EXTRAIT DU TEXTE:
Nous sommes persuadés… nous sommes convaincus d’avoir une bonne conscience ?… Assurément, me direz-vous, s’il y a quelque chose dans la vie sur laquelle un homme doive compter, et qu’il puisse connoître d’une manière bien évidente, c’est de savoir si sa conscience est bonne ou non.

Pour peu qu’il réfléchisse, il doit se rendre là-dessus le compte le plus exact. Conseiller privé de ses pensées et de ses désirs, il doit se rappeler sa conduite passée, et connoître à fond les sources cachées et les vrais motifs qui ont déterminé ses actions.

Dans toute autre matière on peut se laisser décevoir par de fausses apparences. L’homme sage fait ainsi ses plaintes : À peine pouvons-nous faire quelques conjectures sur les choses d’ici-bas, nous travaillons à trouver celles qui sont devant nous ; mais ici, notre esprit a l’évidence de tout en lui-même ; il touche, il manie la toile qu’il a ourdie ; il en connoît la contexture, la force, et la part exacte que chaque passion a eue en l’ouvrant devant les dessins divers que le vice et la vertu ont mis devant lui.

Si la conscience n’est donc autre chose que la connoissance intime de l’ame, et le jugement soit d’approbation, soit de censure qu’elle porte inévitablement sur les actions successives de la vie, vous allez me dire, je le vois, qu’aussitôt que ce témoignage s’élève contre un homme, et qu’il s’accuse lui-même, il faut qu’il soit coupable, et qu’il est innocent au contraire quand ce rapporteur favorable ne le condamne pas. Ce n’est alors qu’un sujet de confiance, comme dit l’apôtre ; il est certain et de fait que la conscience est bonne, et que l’homme par conséquent est bon.

DONNÉES AFFICHÉES:
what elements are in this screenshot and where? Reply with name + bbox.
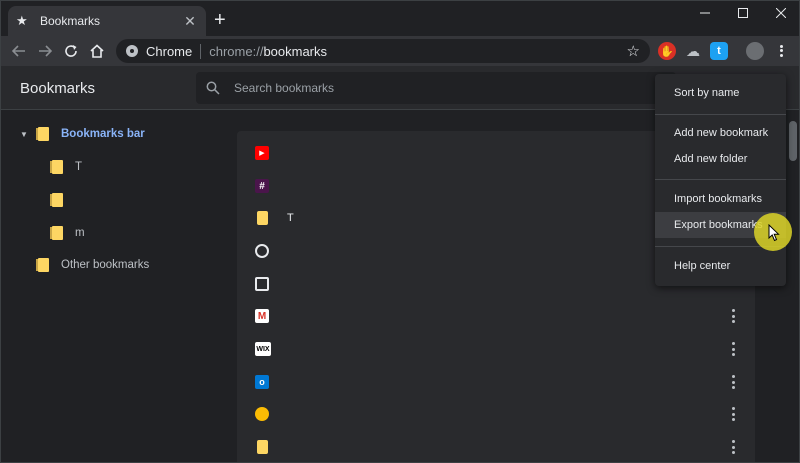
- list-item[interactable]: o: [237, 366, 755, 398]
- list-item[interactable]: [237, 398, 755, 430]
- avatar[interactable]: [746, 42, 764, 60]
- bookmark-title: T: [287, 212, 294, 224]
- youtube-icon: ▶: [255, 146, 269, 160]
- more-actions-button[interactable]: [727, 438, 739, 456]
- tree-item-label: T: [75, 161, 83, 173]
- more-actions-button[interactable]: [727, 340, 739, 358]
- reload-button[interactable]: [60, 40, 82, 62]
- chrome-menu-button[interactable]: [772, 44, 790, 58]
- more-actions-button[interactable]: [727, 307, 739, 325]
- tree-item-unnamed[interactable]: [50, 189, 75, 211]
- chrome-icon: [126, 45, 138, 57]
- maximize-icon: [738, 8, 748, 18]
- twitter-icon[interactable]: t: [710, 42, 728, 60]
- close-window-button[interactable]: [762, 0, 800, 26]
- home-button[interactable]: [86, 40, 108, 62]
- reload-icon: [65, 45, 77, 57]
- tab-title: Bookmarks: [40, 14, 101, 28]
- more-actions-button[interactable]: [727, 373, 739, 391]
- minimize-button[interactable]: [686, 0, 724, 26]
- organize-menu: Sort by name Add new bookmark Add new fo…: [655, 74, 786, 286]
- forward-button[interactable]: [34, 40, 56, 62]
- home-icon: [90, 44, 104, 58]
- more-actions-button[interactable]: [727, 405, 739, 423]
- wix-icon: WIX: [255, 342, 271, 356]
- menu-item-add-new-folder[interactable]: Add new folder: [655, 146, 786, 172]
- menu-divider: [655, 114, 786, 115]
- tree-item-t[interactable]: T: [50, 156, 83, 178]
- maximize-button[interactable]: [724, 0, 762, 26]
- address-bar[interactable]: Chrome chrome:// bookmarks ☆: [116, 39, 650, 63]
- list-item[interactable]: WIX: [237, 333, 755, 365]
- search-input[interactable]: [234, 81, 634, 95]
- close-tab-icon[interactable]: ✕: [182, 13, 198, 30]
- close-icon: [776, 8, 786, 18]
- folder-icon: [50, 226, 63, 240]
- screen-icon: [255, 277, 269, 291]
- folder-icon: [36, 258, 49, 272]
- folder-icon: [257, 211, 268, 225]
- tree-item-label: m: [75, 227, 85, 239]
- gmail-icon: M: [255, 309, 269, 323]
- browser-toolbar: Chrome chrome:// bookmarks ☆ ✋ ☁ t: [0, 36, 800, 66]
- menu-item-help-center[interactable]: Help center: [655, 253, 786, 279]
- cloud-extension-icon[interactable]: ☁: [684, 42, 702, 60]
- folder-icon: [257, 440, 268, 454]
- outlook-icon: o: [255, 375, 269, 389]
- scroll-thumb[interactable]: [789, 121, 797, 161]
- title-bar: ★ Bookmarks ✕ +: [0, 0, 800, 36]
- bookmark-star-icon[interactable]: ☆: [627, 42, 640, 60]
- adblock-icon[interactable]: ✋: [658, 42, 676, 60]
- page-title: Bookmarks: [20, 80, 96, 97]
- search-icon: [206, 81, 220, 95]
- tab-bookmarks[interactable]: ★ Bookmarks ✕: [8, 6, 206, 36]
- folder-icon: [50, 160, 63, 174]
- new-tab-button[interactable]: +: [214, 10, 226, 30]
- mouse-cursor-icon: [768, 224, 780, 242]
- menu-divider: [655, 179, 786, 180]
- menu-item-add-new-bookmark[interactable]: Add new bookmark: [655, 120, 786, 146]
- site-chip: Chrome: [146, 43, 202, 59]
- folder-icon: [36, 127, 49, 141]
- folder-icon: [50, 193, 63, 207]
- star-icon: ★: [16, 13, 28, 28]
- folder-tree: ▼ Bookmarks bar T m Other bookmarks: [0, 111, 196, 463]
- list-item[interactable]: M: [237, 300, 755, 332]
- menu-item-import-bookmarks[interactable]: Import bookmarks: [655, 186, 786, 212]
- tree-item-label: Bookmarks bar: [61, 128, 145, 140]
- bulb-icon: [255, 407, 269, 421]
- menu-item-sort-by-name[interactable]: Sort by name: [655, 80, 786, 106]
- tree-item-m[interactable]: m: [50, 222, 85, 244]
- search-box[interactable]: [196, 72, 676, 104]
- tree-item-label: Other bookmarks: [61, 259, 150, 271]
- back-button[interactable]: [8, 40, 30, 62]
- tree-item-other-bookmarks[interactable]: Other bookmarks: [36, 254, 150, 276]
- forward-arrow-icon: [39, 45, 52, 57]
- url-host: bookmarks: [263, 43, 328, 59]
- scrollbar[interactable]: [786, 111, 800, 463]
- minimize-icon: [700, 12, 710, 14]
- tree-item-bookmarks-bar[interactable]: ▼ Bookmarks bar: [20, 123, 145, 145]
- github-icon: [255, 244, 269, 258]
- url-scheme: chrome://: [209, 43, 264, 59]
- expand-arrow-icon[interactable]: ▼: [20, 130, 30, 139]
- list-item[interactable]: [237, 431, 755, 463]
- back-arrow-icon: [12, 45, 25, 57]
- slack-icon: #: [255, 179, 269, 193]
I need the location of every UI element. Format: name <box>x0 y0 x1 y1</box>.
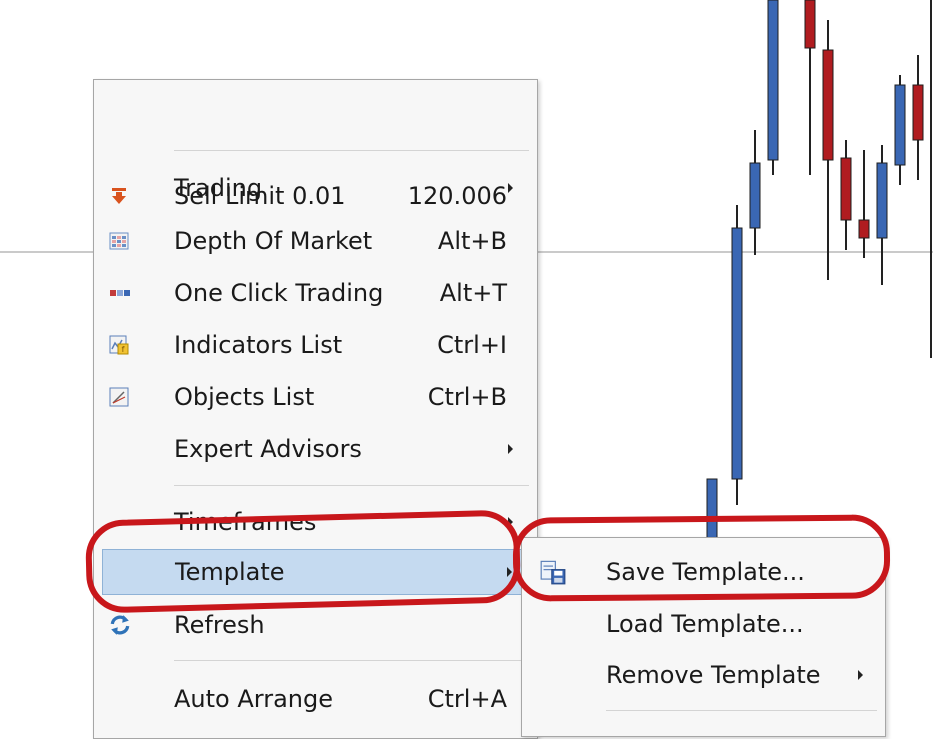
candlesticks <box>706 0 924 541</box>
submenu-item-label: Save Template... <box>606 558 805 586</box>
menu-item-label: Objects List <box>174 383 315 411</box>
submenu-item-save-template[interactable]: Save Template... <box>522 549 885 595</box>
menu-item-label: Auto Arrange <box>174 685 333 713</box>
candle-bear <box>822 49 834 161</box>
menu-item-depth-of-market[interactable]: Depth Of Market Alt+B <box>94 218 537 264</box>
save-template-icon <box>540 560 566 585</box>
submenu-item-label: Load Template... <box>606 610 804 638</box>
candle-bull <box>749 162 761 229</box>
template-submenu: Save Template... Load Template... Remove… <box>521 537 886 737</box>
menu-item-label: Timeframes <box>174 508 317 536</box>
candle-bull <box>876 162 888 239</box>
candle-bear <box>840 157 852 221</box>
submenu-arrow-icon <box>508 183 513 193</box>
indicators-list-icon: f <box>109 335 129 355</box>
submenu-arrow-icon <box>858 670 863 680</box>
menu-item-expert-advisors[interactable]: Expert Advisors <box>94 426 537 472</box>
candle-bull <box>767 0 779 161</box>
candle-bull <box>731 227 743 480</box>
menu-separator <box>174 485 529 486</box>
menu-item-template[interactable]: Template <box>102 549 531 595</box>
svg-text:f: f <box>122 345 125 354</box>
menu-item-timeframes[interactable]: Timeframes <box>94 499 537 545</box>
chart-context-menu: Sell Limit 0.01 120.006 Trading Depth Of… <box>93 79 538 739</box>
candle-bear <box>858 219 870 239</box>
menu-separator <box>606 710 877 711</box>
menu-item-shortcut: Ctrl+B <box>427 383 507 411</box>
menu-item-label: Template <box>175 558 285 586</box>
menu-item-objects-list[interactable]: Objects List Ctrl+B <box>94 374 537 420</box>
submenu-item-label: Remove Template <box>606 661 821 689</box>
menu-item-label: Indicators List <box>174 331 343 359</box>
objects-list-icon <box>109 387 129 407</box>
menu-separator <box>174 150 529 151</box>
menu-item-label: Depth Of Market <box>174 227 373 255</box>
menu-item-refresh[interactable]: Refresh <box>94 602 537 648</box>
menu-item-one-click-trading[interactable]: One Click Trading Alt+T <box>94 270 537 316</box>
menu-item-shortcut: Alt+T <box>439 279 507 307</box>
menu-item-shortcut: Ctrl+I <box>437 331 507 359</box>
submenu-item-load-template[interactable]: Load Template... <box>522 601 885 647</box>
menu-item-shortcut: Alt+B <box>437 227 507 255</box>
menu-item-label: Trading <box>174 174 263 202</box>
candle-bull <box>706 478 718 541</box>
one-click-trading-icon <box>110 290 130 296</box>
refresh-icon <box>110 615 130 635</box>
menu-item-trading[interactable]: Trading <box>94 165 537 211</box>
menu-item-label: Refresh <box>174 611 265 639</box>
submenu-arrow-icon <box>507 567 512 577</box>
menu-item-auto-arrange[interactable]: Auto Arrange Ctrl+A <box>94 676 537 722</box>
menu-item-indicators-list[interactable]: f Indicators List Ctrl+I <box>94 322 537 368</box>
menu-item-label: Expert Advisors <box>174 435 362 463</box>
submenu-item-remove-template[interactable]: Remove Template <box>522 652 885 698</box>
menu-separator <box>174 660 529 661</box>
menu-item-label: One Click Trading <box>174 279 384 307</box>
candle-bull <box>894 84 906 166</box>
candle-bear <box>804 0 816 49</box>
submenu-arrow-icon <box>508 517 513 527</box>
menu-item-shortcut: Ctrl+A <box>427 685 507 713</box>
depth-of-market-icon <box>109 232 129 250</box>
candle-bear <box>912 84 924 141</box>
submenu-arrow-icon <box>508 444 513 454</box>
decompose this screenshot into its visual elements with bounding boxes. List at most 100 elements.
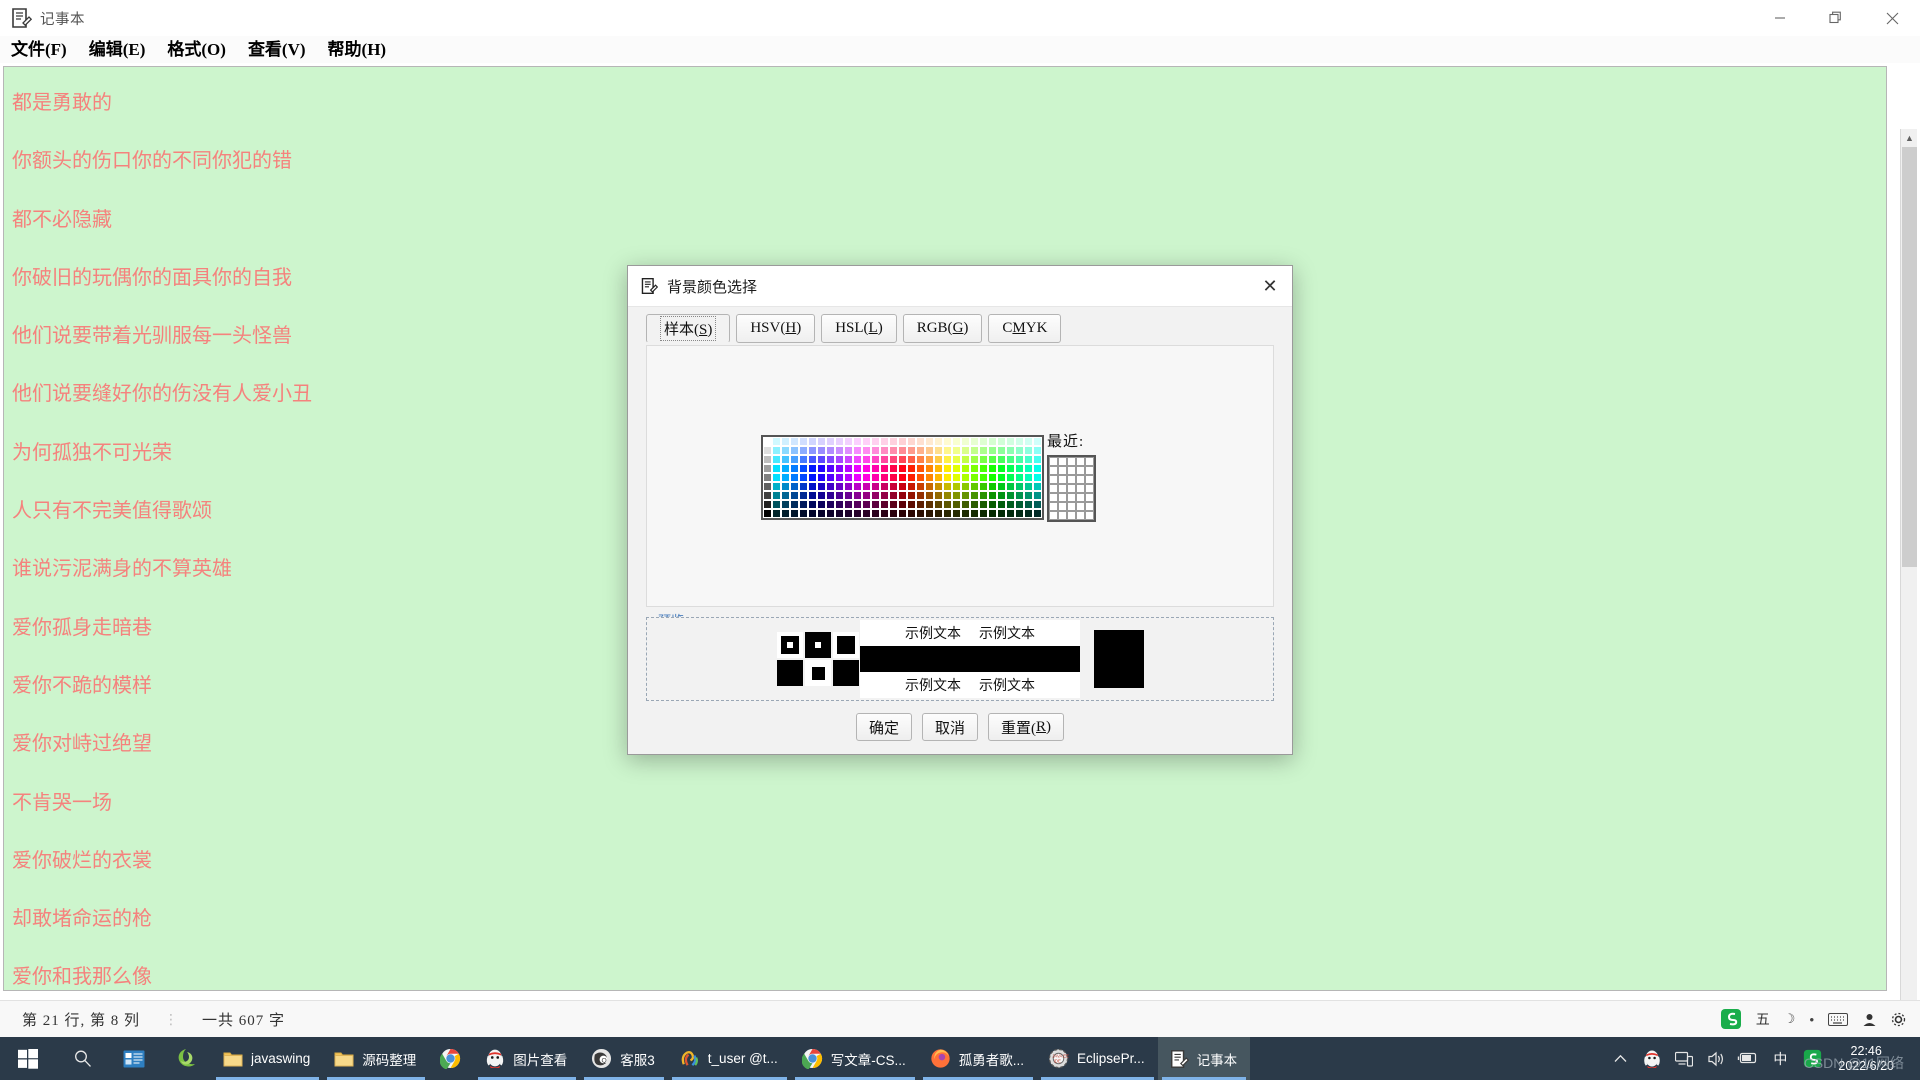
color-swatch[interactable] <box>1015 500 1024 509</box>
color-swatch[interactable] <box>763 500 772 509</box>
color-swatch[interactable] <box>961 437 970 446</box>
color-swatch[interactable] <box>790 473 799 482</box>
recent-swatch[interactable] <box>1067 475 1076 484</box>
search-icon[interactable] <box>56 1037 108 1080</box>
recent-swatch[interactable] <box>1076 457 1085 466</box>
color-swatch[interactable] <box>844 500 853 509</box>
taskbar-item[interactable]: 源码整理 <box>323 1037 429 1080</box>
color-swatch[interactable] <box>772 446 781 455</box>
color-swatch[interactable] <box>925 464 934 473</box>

CONSIGNE ÉCRITE 1: Citez le passage de l'extrait sur la conscience qui s'ouvre sur les mots contenant « Si la conscience » et se clôt sur « conséquent est bon. ».
CONSIGNE ÉCRITE 2: Filtrez les entrées et recopiez chaque ligne où figure la chaîne « submenu ».

SOLUTION 1:
Si la conscience n’est donc autre chose que la connoissance intime de l’ame, et le jugement soit d’approbation, soit de censure qu’elle porte inévitablement sur les actions successives de la vie, vous allez me dire, je le vois, qu’aussitôt que ce témoignage s’élève contre un homme, et qu’il s’accuse lui-même, il faut qu’il soit coupable, et qu’il est innocent au contraire quand ce rapporteur favorable ne le condamne pas. Ce n’est alors qu’un sujet de confiance, comme dit l’apôtre ; il est certain et de fait que la conscience est bonne, et que l’homme par conséquent est bon.

SOLUTION 2:
submenu-item-label: Save Template... <box>606 558 805 586</box>
submenu-item-save-template[interactable]: Save Template... <box>522 549 885 595</box>
submenu-item-label: Load Template... <box>606 610 804 638</box>
template-submenu: Save Template... Load Template... Remove… <box>521 537 886 737</box>
submenu-arrow-icon <box>508 183 513 193</box>
submenu-arrow-icon <box>858 670 863 680</box>
submenu-item-label: Remove Template <box>606 661 821 689</box>
submenu-item-load-template[interactable]: Load Template... <box>522 601 885 647</box>
submenu-arrow-icon <box>507 567 512 577</box>
submenu-item-remove-template[interactable]: Remove Template <box>522 652 885 698</box>
submenu-arrow-icon <box>508 517 513 527</box>
submenu-arrow-icon <box>508 444 513 454</box>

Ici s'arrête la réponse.